Task prompt »
Listed below are entries; give the number of lines among them that include "request", and only that number.

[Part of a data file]
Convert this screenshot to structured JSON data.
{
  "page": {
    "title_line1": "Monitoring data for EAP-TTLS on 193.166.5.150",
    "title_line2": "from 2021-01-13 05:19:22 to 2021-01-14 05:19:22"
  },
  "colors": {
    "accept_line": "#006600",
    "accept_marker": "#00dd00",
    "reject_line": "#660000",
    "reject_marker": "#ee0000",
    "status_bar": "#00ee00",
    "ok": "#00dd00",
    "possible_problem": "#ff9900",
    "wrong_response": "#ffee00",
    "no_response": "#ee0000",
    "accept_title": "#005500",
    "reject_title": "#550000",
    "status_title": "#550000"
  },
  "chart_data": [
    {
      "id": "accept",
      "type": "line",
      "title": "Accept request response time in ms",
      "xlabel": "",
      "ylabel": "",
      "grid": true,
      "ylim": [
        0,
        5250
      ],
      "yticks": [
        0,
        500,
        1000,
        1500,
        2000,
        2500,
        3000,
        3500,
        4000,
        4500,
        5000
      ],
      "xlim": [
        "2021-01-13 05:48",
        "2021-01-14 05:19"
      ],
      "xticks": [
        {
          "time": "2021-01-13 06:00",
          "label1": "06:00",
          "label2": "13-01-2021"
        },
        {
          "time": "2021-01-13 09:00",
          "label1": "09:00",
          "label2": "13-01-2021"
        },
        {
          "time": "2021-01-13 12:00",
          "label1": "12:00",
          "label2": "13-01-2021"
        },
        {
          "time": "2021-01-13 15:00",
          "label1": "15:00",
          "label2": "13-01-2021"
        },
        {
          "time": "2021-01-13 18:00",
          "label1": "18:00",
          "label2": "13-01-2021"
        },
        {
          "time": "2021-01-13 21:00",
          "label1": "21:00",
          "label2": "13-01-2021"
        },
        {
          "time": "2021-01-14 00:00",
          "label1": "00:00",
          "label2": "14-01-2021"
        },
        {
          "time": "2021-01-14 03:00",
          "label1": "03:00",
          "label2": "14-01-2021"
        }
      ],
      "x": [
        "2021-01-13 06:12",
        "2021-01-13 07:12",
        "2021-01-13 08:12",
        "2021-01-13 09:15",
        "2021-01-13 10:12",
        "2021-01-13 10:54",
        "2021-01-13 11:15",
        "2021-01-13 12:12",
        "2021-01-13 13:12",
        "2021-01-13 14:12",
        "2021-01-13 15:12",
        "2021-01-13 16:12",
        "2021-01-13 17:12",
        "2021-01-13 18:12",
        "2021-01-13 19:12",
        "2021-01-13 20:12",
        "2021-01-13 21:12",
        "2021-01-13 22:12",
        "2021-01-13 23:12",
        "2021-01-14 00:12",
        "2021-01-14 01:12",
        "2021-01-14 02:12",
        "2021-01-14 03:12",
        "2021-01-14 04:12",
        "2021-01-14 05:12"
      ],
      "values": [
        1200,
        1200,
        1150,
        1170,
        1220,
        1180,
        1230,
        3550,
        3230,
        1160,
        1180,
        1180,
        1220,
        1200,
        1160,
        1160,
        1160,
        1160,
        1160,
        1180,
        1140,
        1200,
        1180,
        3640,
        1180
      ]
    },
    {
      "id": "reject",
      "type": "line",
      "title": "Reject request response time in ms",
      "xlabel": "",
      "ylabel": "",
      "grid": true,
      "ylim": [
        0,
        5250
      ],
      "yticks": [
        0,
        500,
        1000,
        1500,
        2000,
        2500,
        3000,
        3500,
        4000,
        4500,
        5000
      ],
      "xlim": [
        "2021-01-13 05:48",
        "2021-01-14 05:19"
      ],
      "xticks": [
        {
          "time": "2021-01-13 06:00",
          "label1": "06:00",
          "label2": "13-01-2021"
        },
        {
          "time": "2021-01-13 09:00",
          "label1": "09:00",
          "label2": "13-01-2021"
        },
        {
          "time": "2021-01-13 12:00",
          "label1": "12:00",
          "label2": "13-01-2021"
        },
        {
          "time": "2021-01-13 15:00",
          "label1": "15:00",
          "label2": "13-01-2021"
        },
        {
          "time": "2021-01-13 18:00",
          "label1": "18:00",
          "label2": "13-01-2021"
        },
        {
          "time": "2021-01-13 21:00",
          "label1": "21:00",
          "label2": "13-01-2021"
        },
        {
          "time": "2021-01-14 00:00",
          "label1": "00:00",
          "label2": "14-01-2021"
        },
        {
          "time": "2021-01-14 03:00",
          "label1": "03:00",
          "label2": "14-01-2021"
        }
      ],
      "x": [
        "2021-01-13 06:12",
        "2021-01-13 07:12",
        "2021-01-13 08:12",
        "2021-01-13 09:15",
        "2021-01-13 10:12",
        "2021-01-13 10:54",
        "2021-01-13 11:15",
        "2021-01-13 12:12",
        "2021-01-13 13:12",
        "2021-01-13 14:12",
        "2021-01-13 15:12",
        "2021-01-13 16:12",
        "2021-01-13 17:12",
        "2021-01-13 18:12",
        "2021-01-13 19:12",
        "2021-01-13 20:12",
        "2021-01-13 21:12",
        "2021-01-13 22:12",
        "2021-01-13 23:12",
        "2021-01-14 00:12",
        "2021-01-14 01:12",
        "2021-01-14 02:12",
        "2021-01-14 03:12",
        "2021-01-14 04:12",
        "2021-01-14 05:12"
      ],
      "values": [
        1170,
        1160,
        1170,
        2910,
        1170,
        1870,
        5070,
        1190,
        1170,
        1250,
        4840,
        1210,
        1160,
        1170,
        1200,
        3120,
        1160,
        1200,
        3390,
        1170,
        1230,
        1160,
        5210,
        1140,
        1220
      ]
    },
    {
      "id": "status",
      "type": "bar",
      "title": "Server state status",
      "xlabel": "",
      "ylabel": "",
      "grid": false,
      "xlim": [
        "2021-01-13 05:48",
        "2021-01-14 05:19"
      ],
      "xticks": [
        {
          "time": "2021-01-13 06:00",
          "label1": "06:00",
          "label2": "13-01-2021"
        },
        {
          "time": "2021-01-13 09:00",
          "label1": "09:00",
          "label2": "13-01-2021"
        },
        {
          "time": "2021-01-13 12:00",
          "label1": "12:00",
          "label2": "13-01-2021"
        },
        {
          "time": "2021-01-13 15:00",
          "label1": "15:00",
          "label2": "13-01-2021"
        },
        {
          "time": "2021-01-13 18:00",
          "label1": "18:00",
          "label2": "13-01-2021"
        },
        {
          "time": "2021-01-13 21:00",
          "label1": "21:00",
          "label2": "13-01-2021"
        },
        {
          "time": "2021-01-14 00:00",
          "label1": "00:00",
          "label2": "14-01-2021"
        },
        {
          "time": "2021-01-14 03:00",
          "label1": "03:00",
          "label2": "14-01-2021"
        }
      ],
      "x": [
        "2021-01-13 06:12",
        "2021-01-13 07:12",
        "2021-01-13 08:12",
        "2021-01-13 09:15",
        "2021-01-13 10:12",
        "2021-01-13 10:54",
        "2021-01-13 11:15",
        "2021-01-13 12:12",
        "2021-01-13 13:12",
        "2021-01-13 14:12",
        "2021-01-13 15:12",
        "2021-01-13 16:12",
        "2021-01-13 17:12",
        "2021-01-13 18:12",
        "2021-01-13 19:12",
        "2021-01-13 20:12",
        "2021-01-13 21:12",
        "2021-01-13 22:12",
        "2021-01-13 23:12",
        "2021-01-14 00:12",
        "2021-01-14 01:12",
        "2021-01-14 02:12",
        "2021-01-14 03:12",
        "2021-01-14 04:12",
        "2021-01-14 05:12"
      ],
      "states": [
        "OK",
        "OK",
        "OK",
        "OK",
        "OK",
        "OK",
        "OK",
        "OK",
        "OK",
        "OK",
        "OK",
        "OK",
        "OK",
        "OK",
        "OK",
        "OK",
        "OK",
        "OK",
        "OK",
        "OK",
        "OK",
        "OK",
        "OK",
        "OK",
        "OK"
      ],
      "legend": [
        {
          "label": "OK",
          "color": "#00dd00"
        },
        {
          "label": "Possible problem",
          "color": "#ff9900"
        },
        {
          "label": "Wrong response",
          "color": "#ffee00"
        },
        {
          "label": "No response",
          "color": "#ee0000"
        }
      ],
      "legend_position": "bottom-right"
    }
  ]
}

Solution to this exercise »
2